== Task prompt ==
From the listing below, select every line where the word "JSON" appears.
· · ·
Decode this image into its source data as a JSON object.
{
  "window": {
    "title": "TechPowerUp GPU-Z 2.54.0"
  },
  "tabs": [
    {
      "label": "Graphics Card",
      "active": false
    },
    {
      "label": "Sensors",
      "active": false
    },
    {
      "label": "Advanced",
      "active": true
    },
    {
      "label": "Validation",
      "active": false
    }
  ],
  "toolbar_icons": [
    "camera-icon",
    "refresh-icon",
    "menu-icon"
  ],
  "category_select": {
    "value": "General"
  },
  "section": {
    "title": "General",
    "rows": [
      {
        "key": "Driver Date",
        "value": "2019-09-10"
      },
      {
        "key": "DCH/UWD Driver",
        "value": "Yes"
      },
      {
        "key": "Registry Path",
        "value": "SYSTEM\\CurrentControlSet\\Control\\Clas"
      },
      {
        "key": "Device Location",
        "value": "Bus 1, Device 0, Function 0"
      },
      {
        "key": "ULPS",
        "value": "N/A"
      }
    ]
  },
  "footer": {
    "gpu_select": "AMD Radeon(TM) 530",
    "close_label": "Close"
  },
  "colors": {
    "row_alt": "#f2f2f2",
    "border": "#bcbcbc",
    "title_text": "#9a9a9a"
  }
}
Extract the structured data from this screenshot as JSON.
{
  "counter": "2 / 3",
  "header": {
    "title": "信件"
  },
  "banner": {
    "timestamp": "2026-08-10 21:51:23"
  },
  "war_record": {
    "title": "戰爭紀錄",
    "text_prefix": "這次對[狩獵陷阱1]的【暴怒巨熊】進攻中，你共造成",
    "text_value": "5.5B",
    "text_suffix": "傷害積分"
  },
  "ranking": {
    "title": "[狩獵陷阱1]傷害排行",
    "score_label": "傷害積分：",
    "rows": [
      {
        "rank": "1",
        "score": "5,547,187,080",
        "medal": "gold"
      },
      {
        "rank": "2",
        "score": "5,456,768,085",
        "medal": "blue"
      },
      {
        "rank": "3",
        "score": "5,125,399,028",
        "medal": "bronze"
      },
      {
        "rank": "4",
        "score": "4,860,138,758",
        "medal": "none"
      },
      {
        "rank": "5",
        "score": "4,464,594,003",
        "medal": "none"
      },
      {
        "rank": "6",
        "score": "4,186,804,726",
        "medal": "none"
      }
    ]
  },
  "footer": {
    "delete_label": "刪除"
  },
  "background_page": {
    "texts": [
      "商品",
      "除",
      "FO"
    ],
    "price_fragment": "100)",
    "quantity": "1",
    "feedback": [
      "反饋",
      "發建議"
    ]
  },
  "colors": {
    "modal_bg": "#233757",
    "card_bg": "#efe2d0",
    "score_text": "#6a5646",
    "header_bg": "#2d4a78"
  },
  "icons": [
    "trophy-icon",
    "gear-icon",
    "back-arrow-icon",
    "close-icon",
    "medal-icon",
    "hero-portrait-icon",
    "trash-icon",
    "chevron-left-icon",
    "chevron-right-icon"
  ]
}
· · ·
== Task output ==
Decode this image into its source data as a JSON object.
Extract the structured data from this screenshot as JSON.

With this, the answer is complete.